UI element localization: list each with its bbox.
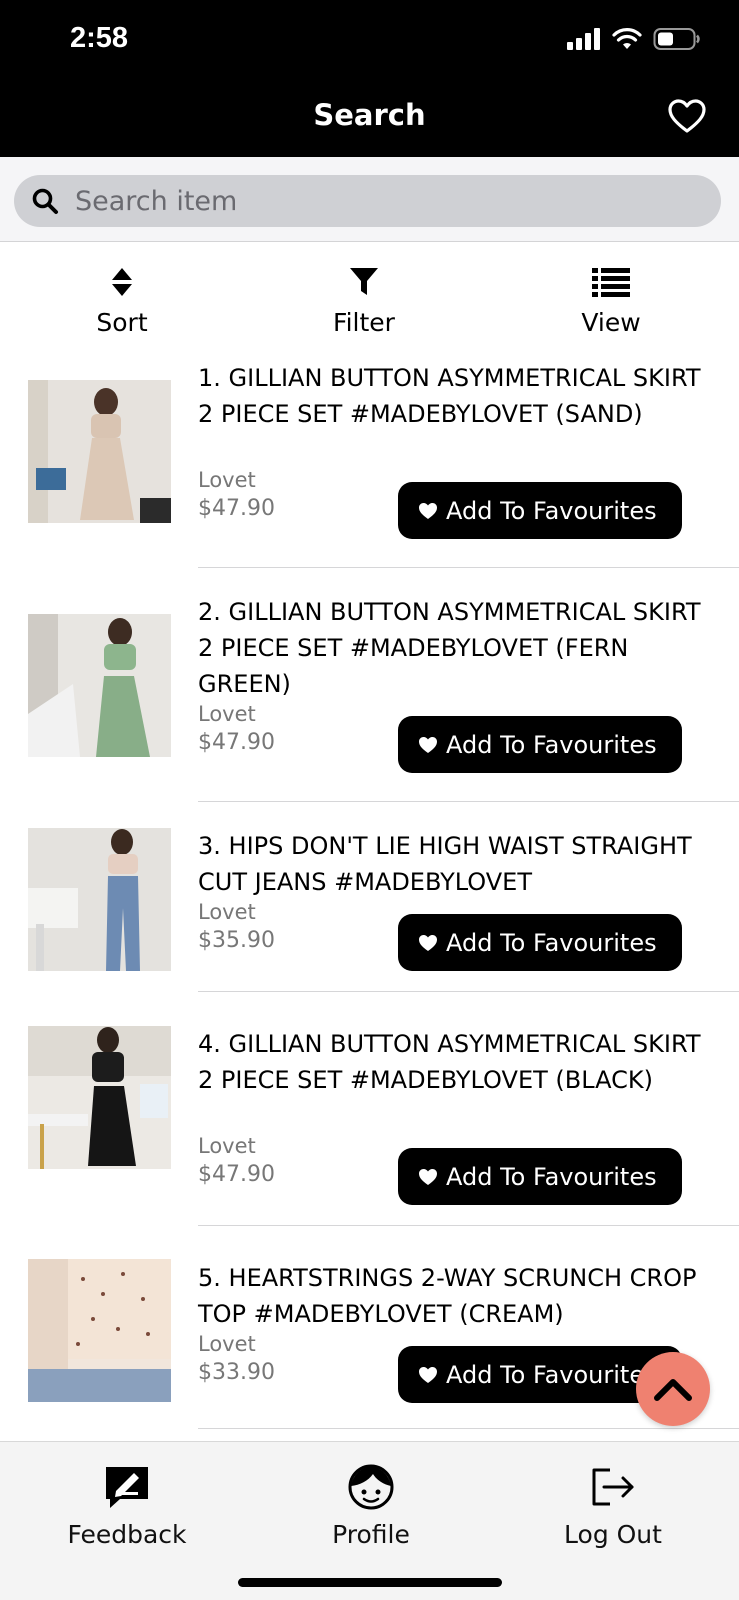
product-brand: Lovet bbox=[198, 468, 256, 492]
product-list: 1. GILLIAN BUTTON ASYMMETRICAL SKIRT 2 P… bbox=[0, 360, 739, 1460]
status-icons bbox=[567, 27, 701, 51]
filter-button[interactable]: Filter bbox=[294, 262, 434, 337]
heart-icon bbox=[419, 1366, 437, 1383]
add-to-favourites-label: Add To Favourites bbox=[446, 1162, 657, 1191]
tab-logout[interactable]: Log Out bbox=[523, 1462, 703, 1549]
tab-feedback[interactable]: Feedback bbox=[37, 1462, 217, 1549]
add-to-favourites-label: Add To Favourites bbox=[446, 928, 657, 957]
product-title[interactable]: 5. HEARTSTRINGS 2-WAY SCRUNCH CROP TOP #… bbox=[198, 1260, 718, 1332]
product-price: $47.90 bbox=[198, 1162, 275, 1187]
product-brand: Lovet bbox=[198, 900, 256, 924]
tab-profile-label: Profile bbox=[332, 1520, 410, 1549]
product-brand: Lovet bbox=[198, 1134, 256, 1158]
product-price: $47.90 bbox=[198, 730, 275, 755]
item-divider bbox=[198, 1428, 739, 1429]
status-bar: 2:58 bbox=[0, 0, 739, 80]
view-button[interactable]: View bbox=[541, 262, 681, 337]
product-title[interactable]: 4. GILLIAN BUTTON ASYMMETRICAL SKIRT 2 P… bbox=[198, 1026, 718, 1098]
page-title: Search bbox=[313, 98, 426, 132]
battery-icon bbox=[653, 28, 700, 50]
search-box[interactable] bbox=[14, 175, 721, 227]
product-brand: Lovet bbox=[198, 702, 256, 726]
product-image[interactable] bbox=[28, 614, 171, 757]
product-item: 1. GILLIAN BUTTON ASYMMETRICAL SKIRT 2 P… bbox=[0, 360, 739, 594]
item-divider bbox=[198, 801, 739, 802]
tab-feedback-label: Feedback bbox=[67, 1520, 187, 1549]
logout-icon bbox=[592, 1468, 634, 1506]
item-divider bbox=[198, 1225, 739, 1226]
product-price: $47.90 bbox=[198, 496, 275, 521]
profile-face-icon bbox=[348, 1464, 394, 1510]
heart-icon bbox=[419, 736, 437, 753]
sort-label: Sort bbox=[96, 308, 148, 337]
status-time: 2:58 bbox=[70, 22, 129, 54]
list-view-icon bbox=[592, 268, 630, 297]
chevron-up-icon bbox=[654, 1379, 692, 1401]
list-toolbar: Sort Filter View bbox=[0, 262, 739, 342]
search-input[interactable] bbox=[75, 185, 675, 217]
product-title[interactable]: 1. GILLIAN BUTTON ASYMMETRICAL SKIRT 2 P… bbox=[198, 360, 718, 432]
product-image[interactable] bbox=[28, 1259, 171, 1402]
filter-label: Filter bbox=[333, 308, 395, 337]
item-divider bbox=[198, 991, 739, 992]
nav-bar: Search bbox=[0, 80, 739, 157]
product-price: $35.90 bbox=[198, 928, 275, 953]
product-image[interactable] bbox=[28, 1026, 171, 1169]
heart-icon bbox=[419, 1168, 437, 1185]
product-image[interactable] bbox=[28, 828, 171, 971]
scroll-to-top-button[interactable] bbox=[636, 1352, 710, 1426]
item-divider bbox=[198, 567, 739, 568]
search-bar-container bbox=[0, 157, 739, 242]
view-label: View bbox=[581, 308, 641, 337]
sort-button[interactable]: Sort bbox=[52, 262, 192, 337]
product-item: 3. HIPS DON'T LIE HIGH WAIST STRAIGHT CU… bbox=[0, 828, 739, 1026]
tab-logout-label: Log Out bbox=[564, 1520, 662, 1549]
product-item: 4. GILLIAN BUTTON ASYMMETRICAL SKIRT 2 P… bbox=[0, 1026, 739, 1260]
filter-icon bbox=[350, 268, 378, 295]
heart-icon bbox=[419, 934, 437, 951]
product-item: 5. HEARTSTRINGS 2-WAY SCRUNCH CROP TOP #… bbox=[0, 1259, 739, 1460]
product-title[interactable]: 3. HIPS DON'T LIE HIGH WAIST STRAIGHT CU… bbox=[198, 828, 718, 900]
heart-icon bbox=[419, 502, 437, 519]
tab-profile[interactable]: Profile bbox=[281, 1462, 461, 1549]
sort-icon bbox=[112, 268, 132, 296]
add-to-favourites-button[interactable]: Add To Favourites bbox=[398, 914, 682, 971]
feedback-icon bbox=[106, 1467, 148, 1508]
wifi-icon bbox=[612, 28, 642, 49]
bottom-tab-bar: Feedback Profile Log Out bbox=[0, 1441, 739, 1600]
favourites-heart-icon[interactable] bbox=[667, 98, 707, 134]
search-icon bbox=[32, 188, 58, 214]
home-indicator bbox=[238, 1578, 502, 1587]
product-title[interactable]: 2. GILLIAN BUTTON ASYMMETRICAL SKIRT 2 P… bbox=[198, 594, 718, 702]
add-to-favourites-button[interactable]: Add To Favourites bbox=[398, 716, 682, 773]
add-to-favourites-button[interactable]: Add To Favourites bbox=[398, 1148, 682, 1205]
product-item: 2. GILLIAN BUTTON ASYMMETRICAL SKIRT 2 P… bbox=[0, 594, 739, 828]
cellular-signal-icon bbox=[567, 28, 600, 50]
add-to-favourites-label: Add To Favourites bbox=[446, 730, 657, 759]
add-to-favourites-label: Add To Favourites bbox=[446, 496, 657, 525]
add-to-favourites-button[interactable]: Add To Favourites bbox=[398, 482, 682, 539]
product-brand: Lovet bbox=[198, 1332, 256, 1356]
add-to-favourites-label: Add To Favourites bbox=[446, 1360, 657, 1389]
product-price: $33.90 bbox=[198, 1360, 275, 1385]
product-image[interactable] bbox=[28, 380, 171, 523]
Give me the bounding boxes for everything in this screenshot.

========================

> [Что нужно сделать] Перепишите все строки выше, заменив «Lovet» на «Lovelle» и больше ничего не меняя. Картинки в ответ не включайте.

> [Ответ к задаче]
UI element localization: list each with its bbox.
product-brand: Lovelle bbox=[198, 468, 256, 492]
product-list: 1. GILLIAN BUTTON ASYMMETRICAL SKIRT 2 P… bbox=[0, 360, 739, 1460]
status-icons bbox=[567, 27, 701, 51]
filter-button[interactable]: Filter bbox=[294, 262, 434, 337]
heart-icon bbox=[419, 1366, 437, 1383]
add-to-favourites-label: Add To Favourites bbox=[446, 1162, 657, 1191]
tab-logout[interactable]: Log Out bbox=[523, 1462, 703, 1549]
tab-feedback[interactable]: Feedback bbox=[37, 1462, 217, 1549]
add-to-favourites-label: Add To Favourites bbox=[446, 928, 657, 957]
product-title[interactable]: 5. HEARTSTRINGS 2-WAY SCRUNCH CROP TOP #… bbox=[198, 1260, 718, 1332]
product-price: $47.90 bbox=[198, 1162, 275, 1187]
product-brand: Lovelle bbox=[198, 900, 256, 924]
tab-profile-label: Profile bbox=[332, 1520, 410, 1549]
product-brand: Lovelle bbox=[198, 1134, 256, 1158]
product-price: $47.90 bbox=[198, 730, 275, 755]
item-divider bbox=[198, 1428, 739, 1429]
status-bar: 2:58 bbox=[0, 0, 739, 80]
view-button[interactable]: View bbox=[541, 262, 681, 337]
product-title[interactable]: 4. GILLIAN BUTTON ASYMMETRICAL SKIRT 2 P… bbox=[198, 1026, 718, 1098]
page-title: Search bbox=[313, 98, 426, 132]
battery-icon bbox=[653, 28, 700, 50]
search-box[interactable] bbox=[14, 175, 721, 227]
product-brand: Lovelle bbox=[198, 702, 256, 726]
product-image[interactable] bbox=[28, 614, 171, 757]
product-item: 1. GILLIAN BUTTON ASYMMETRICAL SKIRT 2 P… bbox=[0, 360, 739, 594]
item-divider bbox=[198, 801, 739, 802]
tab-feedback-label: Feedback bbox=[67, 1520, 187, 1549]
logout-icon bbox=[592, 1468, 634, 1506]
item-divider bbox=[198, 1225, 739, 1226]
product-price: $47.90 bbox=[198, 496, 275, 521]
profile-face-icon bbox=[348, 1464, 394, 1510]
heart-icon bbox=[419, 736, 437, 753]
sort-label: Sort bbox=[96, 308, 148, 337]
status-time: 2:58 bbox=[70, 22, 129, 54]
list-view-icon bbox=[592, 268, 630, 297]
chevron-up-icon bbox=[654, 1379, 692, 1401]
list-toolbar: Sort Filter View bbox=[0, 262, 739, 342]
search-input[interactable] bbox=[75, 185, 675, 217]
product-title[interactable]: 1. GILLIAN BUTTON ASYMMETRICAL SKIRT 2 P… bbox=[198, 360, 718, 432]
product-image[interactable] bbox=[28, 1259, 171, 1402]
filter-label: Filter bbox=[333, 308, 395, 337]
item-divider bbox=[198, 991, 739, 992]
nav-bar: Search bbox=[0, 80, 739, 157]
product-price: $35.90 bbox=[198, 928, 275, 953]
product-image[interactable] bbox=[28, 1026, 171, 1169]
heart-icon bbox=[419, 1168, 437, 1185]
product-image[interactable] bbox=[28, 828, 171, 971]
scroll-to-top-button[interactable] bbox=[636, 1352, 710, 1426]
item-divider bbox=[198, 567, 739, 568]
search-bar-container bbox=[0, 157, 739, 242]
view-label: View bbox=[581, 308, 641, 337]
sort-button[interactable]: Sort bbox=[52, 262, 192, 337]
product-item: 3. HIPS DON'T LIE HIGH WAIST STRAIGHT CU… bbox=[0, 828, 739, 1026]
tab-logout-label: Log Out bbox=[564, 1520, 662, 1549]
product-item: 4. GILLIAN BUTTON ASYMMETRICAL SKIRT 2 P… bbox=[0, 1026, 739, 1260]
filter-icon bbox=[350, 268, 378, 295]
heart-icon bbox=[419, 934, 437, 951]
product-item: 5. HEARTSTRINGS 2-WAY SCRUNCH CROP TOP #… bbox=[0, 1259, 739, 1460]
product-title[interactable]: 3. HIPS DON'T LIE HIGH WAIST STRAIGHT CU… bbox=[198, 828, 718, 900]
heart-icon bbox=[419, 502, 437, 519]
tab-profile[interactable]: Profile bbox=[281, 1462, 461, 1549]
sort-icon bbox=[112, 268, 132, 296]
add-to-favourites-button[interactable]: Add To Favourites bbox=[398, 914, 682, 971]
feedback-icon bbox=[106, 1467, 148, 1508]
wifi-icon bbox=[612, 28, 642, 49]
bottom-tab-bar: Feedback Profile Log Out bbox=[0, 1441, 739, 1600]
favourites-heart-icon[interactable] bbox=[667, 98, 707, 134]
search-icon bbox=[32, 188, 58, 214]
home-indicator bbox=[238, 1578, 502, 1587]
product-title[interactable]: 2. GILLIAN BUTTON ASYMMETRICAL SKIRT 2 P… bbox=[198, 594, 718, 702]
add-to-favourites-button[interactable]: Add To Favourites bbox=[398, 716, 682, 773]
add-to-favourites-button[interactable]: Add To Favourites bbox=[398, 1148, 682, 1205]
product-item: 2. GILLIAN BUTTON ASYMMETRICAL SKIRT 2 P… bbox=[0, 594, 739, 828]
cellular-signal-icon bbox=[567, 28, 600, 50]
add-to-favourites-label: Add To Favourites bbox=[446, 730, 657, 759]
add-to-favourites-label: Add To Favourites bbox=[446, 496, 657, 525]
add-to-favourites-button[interactable]: Add To Favourites bbox=[398, 482, 682, 539]
product-brand: Lovelle bbox=[198, 1332, 256, 1356]
add-to-favourites-label: Add To Favourites bbox=[446, 1360, 657, 1389]
product-price: $33.90 bbox=[198, 1360, 275, 1385]
product-image[interactable] bbox=[28, 380, 171, 523]
Give me the bounding boxes for everything in this screenshot.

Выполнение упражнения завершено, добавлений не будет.